**Text under study**
Caused by Sporotrichum genus (Sporothrix Schenckii), a fungal organism.

Estimated 200-250 cases per year or 1-2 cases per million population.

A dimorphic deep fungal infection limited to the skin in 95% of cases.

Exists as condiospores at room temperature and hyphal structured mold or yeast in vivo.

A worldwide fungus that can affect people of all ages.

Enters host through cutaneous or subcutaneous wound or by pulmonary inhalation of conidia.

Rarely by zoonotic transmission from felines.

Two forms :cutaneous and systemic.

Cutaneous has two forms: lymphocutaneous and fixed cutaneous.

Lymphocutaneous form manifested by a papule, pustule or an ulcerated nodular lesion that spreads proximally in a linear distribution along lymph channels within weeks to months of exposure.

Lymphocutaneous disease comprises 75% of all cases.

Lymphocutaneous disease is most often found on the hand, with similar subcutaneous nodules extending along proximal lymphatics.

Fixed cutaneous disease it is most commonly found on the face neck, legs, or trunk.

Multifocal or disseminated cutaneous disease is typically associated with an Immunocompromised host.

Extracutaneous or systemic disease can involve the meninges, osteoarticular areas, lung or systemic involvement are typically associated with an immunocompromised host.

Diagnosis based upon the disease onset, indolent progression and presence of cutaneous nodules in a linear fashion along locations of lymphatic drainage.

From inoculation to emergence of a nodule or plaque may days to weeks.

Lesions are small firm, red to violaceous and pain, if present, is mild.

Skin lesions are painless, ulcerated, verrucous or crusted and are often accompanied by regional lymphadenopathy.

Lesions characteristically ulcerate.

Fixed form of disease refers to a single or group of lesions confined to the site of inoculation.

The disease progresses along lymphatic channels proximal to the primary process.

Depth of cutaneous involvement is associated with thermal tolerance, magnitude and virulence of the mycosis and the patient’s immune status.

Disease dissemination is related to the amount of inoculation, and the presence of immunosuppressive factors such as AIDS, diabetes, malignancy, and collagen vascular disease.

Systemic form of disease uncommon and occurs primarily in immunocompromised patients, with involvement primarily in lungs and joints.

10% of population in Louisiana, Arizona and Mexico as indicated by skin tests.

More common in men.

Strong occupational correlation with gardeners, outdoor workers, and florists who sustain injury from plant thorns or who interact with sphagnum Moss or straw.

**Provided information**

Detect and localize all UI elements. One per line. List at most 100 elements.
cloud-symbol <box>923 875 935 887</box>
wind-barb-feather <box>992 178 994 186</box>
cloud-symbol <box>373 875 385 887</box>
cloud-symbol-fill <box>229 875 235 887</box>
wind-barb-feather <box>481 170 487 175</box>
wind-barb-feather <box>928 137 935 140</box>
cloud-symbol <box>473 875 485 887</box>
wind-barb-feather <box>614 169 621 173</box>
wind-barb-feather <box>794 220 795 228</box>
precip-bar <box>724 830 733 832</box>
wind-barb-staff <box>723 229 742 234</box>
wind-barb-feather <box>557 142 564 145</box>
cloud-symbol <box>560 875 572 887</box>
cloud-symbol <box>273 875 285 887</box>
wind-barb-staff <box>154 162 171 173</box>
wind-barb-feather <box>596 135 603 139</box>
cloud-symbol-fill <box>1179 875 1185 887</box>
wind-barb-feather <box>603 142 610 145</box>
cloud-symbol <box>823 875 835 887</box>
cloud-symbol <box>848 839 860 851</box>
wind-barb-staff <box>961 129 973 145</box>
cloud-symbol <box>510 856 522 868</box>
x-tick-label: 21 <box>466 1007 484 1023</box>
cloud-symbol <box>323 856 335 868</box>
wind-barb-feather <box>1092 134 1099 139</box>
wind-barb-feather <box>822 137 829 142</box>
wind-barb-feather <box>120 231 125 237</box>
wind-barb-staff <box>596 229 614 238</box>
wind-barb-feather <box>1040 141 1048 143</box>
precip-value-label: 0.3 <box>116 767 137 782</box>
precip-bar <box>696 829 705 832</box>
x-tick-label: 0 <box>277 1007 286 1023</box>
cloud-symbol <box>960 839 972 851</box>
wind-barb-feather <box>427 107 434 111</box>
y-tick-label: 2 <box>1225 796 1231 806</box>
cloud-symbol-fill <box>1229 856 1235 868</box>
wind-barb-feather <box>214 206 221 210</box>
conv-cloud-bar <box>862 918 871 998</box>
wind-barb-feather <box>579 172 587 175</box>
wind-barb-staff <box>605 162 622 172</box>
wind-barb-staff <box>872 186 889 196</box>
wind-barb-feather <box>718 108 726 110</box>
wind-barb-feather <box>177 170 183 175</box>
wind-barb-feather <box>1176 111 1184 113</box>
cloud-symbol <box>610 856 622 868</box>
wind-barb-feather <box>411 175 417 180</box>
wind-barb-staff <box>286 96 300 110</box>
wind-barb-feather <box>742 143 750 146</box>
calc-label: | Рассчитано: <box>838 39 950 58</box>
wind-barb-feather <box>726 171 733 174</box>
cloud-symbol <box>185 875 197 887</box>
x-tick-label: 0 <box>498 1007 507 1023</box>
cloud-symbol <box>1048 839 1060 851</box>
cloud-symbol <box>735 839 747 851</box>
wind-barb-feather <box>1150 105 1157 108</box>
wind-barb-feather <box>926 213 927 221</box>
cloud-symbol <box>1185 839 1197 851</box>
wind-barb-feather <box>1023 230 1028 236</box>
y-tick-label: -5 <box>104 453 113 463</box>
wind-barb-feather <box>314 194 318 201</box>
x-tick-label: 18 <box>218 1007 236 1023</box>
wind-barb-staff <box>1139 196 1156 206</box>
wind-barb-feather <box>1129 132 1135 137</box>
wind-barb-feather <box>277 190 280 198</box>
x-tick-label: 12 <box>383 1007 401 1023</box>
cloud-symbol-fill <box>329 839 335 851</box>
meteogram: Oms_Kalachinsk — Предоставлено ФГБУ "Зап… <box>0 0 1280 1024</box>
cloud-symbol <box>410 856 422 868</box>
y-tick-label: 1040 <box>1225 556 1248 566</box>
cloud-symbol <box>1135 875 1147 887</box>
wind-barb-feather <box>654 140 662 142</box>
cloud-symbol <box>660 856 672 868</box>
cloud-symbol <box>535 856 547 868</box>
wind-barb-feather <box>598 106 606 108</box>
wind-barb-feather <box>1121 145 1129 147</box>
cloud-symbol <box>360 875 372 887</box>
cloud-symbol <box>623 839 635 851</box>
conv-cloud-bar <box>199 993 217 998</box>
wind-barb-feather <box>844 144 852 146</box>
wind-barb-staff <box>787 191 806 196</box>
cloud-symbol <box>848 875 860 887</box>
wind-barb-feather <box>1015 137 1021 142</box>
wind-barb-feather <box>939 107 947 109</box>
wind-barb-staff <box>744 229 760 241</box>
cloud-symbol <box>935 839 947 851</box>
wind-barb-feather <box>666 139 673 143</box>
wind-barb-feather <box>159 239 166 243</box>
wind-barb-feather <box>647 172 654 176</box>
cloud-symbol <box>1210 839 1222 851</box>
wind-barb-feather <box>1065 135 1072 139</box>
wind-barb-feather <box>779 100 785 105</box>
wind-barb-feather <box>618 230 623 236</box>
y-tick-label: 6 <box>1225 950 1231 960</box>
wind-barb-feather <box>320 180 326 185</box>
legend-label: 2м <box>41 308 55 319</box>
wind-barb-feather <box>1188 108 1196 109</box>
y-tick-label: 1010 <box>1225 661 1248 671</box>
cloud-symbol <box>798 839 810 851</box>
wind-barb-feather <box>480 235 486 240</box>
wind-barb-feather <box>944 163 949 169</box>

**How to complete this task**
From the text on Sporothrix infection, reproduce the passage that begins with the words "Cutaneous has two" and ends after the words "legs, or trunk.".

**Solution for this exercise**
Cutaneous has two forms: lymphocutaneous and fixed cutaneous.

Lymphocutaneous form manifested by a papule, pustule or an ulcerated nodular lesion that spreads proximally in a linear distribution along lymph channels within weeks to months of exposure.

Lymphocutaneous disease comprises 75% of all cases.

Lymphocutaneous disease is most often found on the hand, with similar subcutaneous nodules extending along proximal lymphatics.

Fixed cutaneous disease it is most commonly found on the face neck, legs, or trunk.